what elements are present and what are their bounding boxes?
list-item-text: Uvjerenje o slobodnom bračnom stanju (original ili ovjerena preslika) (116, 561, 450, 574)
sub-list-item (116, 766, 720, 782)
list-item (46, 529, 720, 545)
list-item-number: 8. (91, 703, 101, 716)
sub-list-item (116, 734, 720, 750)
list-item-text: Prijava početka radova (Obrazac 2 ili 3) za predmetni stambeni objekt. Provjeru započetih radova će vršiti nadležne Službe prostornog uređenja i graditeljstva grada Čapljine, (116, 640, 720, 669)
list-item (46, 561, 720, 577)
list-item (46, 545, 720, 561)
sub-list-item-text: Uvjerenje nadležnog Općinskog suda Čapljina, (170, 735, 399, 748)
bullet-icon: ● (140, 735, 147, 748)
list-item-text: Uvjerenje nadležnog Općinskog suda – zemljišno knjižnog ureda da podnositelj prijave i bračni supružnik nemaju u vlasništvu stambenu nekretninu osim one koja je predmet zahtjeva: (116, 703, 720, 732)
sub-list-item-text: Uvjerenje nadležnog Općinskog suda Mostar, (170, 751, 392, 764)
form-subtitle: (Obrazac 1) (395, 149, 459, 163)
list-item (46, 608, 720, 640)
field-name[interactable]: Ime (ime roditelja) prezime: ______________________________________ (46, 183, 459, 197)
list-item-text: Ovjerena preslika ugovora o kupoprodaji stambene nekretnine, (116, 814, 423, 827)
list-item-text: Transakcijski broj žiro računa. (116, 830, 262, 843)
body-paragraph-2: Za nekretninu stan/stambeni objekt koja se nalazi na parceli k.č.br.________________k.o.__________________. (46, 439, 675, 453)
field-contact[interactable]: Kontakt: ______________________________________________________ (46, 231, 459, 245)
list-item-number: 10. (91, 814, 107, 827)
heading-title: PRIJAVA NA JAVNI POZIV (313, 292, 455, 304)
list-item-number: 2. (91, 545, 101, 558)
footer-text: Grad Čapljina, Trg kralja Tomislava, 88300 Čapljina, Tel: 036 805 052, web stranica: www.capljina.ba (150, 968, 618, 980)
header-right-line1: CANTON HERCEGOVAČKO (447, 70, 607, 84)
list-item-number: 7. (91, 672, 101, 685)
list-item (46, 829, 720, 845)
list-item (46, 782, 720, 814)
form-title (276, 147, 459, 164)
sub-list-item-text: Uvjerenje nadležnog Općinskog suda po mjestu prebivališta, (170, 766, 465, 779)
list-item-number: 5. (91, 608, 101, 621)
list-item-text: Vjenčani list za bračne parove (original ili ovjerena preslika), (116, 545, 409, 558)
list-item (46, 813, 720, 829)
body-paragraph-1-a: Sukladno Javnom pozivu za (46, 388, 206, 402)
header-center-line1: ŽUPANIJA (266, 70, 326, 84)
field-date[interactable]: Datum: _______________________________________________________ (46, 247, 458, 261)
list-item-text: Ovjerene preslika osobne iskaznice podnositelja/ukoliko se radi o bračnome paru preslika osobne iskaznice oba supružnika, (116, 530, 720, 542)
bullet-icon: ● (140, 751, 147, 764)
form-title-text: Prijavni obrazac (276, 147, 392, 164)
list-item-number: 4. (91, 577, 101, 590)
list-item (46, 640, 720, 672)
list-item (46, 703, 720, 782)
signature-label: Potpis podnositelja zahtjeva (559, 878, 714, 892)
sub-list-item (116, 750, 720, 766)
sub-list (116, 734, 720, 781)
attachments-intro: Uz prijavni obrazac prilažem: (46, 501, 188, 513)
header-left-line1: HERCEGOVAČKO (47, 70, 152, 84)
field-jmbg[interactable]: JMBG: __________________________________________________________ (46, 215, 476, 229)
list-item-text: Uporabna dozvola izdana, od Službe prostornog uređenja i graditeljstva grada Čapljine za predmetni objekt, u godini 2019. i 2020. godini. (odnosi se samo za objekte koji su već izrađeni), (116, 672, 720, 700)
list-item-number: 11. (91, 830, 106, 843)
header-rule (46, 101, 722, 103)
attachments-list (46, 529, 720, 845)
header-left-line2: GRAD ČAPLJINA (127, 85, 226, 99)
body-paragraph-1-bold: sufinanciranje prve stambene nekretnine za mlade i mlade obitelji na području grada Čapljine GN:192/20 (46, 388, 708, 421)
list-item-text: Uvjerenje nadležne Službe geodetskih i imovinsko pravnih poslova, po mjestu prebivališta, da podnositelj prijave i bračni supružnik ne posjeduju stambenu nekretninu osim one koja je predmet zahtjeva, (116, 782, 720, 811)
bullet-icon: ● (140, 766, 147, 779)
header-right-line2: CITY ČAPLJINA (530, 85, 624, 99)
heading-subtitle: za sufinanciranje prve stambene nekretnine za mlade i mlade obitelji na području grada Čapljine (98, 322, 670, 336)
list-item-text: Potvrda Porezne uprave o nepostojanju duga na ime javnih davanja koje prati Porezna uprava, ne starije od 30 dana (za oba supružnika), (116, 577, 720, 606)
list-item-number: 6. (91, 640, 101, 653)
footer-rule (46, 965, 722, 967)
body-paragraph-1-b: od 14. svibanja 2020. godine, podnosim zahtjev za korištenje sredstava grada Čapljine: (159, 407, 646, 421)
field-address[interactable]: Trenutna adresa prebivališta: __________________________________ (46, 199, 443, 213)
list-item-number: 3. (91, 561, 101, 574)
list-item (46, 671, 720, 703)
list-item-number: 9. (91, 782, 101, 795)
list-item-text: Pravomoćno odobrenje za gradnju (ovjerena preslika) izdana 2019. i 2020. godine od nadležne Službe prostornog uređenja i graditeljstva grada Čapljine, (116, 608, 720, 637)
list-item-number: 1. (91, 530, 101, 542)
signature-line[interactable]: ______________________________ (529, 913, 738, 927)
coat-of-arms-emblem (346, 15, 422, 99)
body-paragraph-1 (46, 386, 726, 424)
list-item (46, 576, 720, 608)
#####
> _What the exercise asks_
Write out every one of the records above again, line for line, with nothing changed.

> _Right answer_
what elements are present and what are their bounding boxes?
list-item-text: Uvjerenje o slobodnom bračnom stanju (original ili ovjerena preslika) (116, 561, 450, 574)
sub-list-item (116, 766, 720, 782)
list-item (46, 529, 720, 545)
list-item-number: 8. (91, 703, 101, 716)
sub-list-item (116, 734, 720, 750)
list-item-text: Prijava početka radova (Obrazac 2 ili 3) za predmetni stambeni objekt. Provjeru započetih radova će vršiti nadležne Službe prostornog uređenja i graditeljstva grada Čapljine, (116, 640, 720, 669)
list-item (46, 561, 720, 577)
list-item (46, 545, 720, 561)
sub-list-item-text: Uvjerenje nadležnog Općinskog suda Čapljina, (170, 735, 399, 748)
bullet-icon: ● (140, 735, 147, 748)
list-item-text: Uvjerenje nadležnog Općinskog suda – zemljišno knjižnog ureda da podnositelj prijave i bračni supružnik nemaju u vlasništvu stambenu nekretninu osim one koja je predmet zahtjeva: (116, 703, 720, 732)
sub-list-item-text: Uvjerenje nadležnog Općinskog suda Mostar, (170, 751, 392, 764)
form-subtitle: (Obrazac 1) (395, 149, 459, 163)
list-item (46, 608, 720, 640)
field-name[interactable]: Ime (ime roditelja) prezime: ______________________________________ (46, 183, 459, 197)
list-item-text: Ovjerena preslika ugovora o kupoprodaji stambene nekretnine, (116, 814, 423, 827)
list-item-text: Transakcijski broj žiro računa. (116, 830, 262, 843)
body-paragraph-2: Za nekretninu stan/stambeni objekt koja se nalazi na parceli k.č.br.________________k.o.__________________. (46, 439, 675, 453)
field-contact[interactable]: Kontakt: ______________________________________________________ (46, 231, 459, 245)
list-item-number: 10. (91, 814, 107, 827)
heading-title: PRIJAVA NA JAVNI POZIV (313, 292, 455, 304)
list-item-number: 2. (91, 545, 101, 558)
footer-text: Grad Čapljina, Trg kralja Tomislava, 88300 Čapljina, Tel: 036 805 052, web stranica: www.capljina.ba (150, 968, 618, 980)
header-right-line1: CANTON HERCEGOVAČKO (447, 70, 607, 84)
list-item-number: 7. (91, 672, 101, 685)
list-item (46, 829, 720, 845)
list-item (46, 782, 720, 814)
form-title (276, 147, 459, 164)
sub-list-item-text: Uvjerenje nadležnog Općinskog suda po mjestu prebivališta, (170, 766, 465, 779)
list-item-number: 5. (91, 608, 101, 621)
list-item-text: Vjenčani list za bračne parove (original ili ovjerena preslika), (116, 545, 409, 558)
list-item (46, 813, 720, 829)
body-paragraph-1-a: Sukladno Javnom pozivu za (46, 388, 206, 402)
header-center-line1: ŽUPANIJA (266, 70, 326, 84)
field-date[interactable]: Datum: _______________________________________________________ (46, 247, 458, 261)
list-item-text: Ovjerene preslika osobne iskaznice podnositelja/ukoliko se radi o bračnome paru preslika osobne iskaznice oba supružnika, (116, 530, 720, 542)
bullet-icon: ● (140, 751, 147, 764)
form-title-text: Prijavni obrazac (276, 147, 392, 164)
list-item-number: 4. (91, 577, 101, 590)
list-item (46, 640, 720, 672)
list-item (46, 703, 720, 782)
signature-label: Potpis podnositelja zahtjeva (559, 878, 714, 892)
sub-list-item (116, 750, 720, 766)
sub-list (116, 734, 720, 781)
attachments-intro: Uz prijavni obrazac prilažem: (46, 501, 188, 513)
header-left-line1: HERCEGOVAČKO (47, 70, 152, 84)
field-jmbg[interactable]: JMBG: __________________________________________________________ (46, 215, 476, 229)
list-item-text: Uporabna dozvola izdana, od Službe prostornog uređenja i graditeljstva grada Čapljine za predmetni objekt, u godini 2019. i 2020. godini. (odnosi se samo za objekte koji su već izrađeni), (116, 672, 720, 700)
list-item-number: 11. (91, 830, 106, 843)
header-rule (46, 101, 722, 103)
attachments-list (46, 529, 720, 845)
header-left-line2: GRAD ČAPLJINA (127, 85, 226, 99)
body-paragraph-1-bold: sufinanciranje prve stambene nekretnine za mlade i mlade obitelji na području grada Čapljine GN:192/20 (46, 388, 708, 421)
list-item-text: Uvjerenje nadležne Službe geodetskih i imovinsko pravnih poslova, po mjestu prebivališta, da podnositelj prijave i bračni supružnik ne posjeduju stambenu nekretninu osim one koja je predmet zahtjeva, (116, 782, 720, 811)
bullet-icon: ● (140, 766, 147, 779)
header-right-line2: CITY ČAPLJINA (530, 85, 624, 99)
heading-subtitle: za sufinanciranje prve stambene nekretnine za mlade i mlade obitelji na području grada Čapljine (98, 322, 670, 336)
list-item-text: Potvrda Porezne uprave o nepostojanju duga na ime javnih davanja koje prati Porezna uprava, ne starije od 30 dana (za oba supružnika), (116, 577, 720, 606)
list-item-number: 6. (91, 640, 101, 653)
footer-rule (46, 965, 722, 967)
body-paragraph-1-b: od 14. svibanja 2020. godine, podnosim zahtjev za korištenje sredstava grada Čapljine: (159, 407, 646, 421)
field-address[interactable]: Trenutna adresa prebivališta: __________________________________ (46, 199, 443, 213)
list-item-number: 3. (91, 561, 101, 574)
list-item (46, 671, 720, 703)
list-item-number: 9. (91, 782, 101, 795)
list-item-text: Pravomoćno odobrenje za gradnju (ovjerena preslika) izdana 2019. i 2020. godine od nadležne Službe prostornog uređenja i graditeljstva grada Čapljine, (116, 608, 720, 637)
list-item-number: 1. (91, 530, 101, 542)
signature-line[interactable]: ______________________________ (529, 913, 738, 927)
coat-of-arms-emblem (346, 15, 422, 99)
body-paragraph-1 (46, 386, 726, 424)
list-item (46, 576, 720, 608)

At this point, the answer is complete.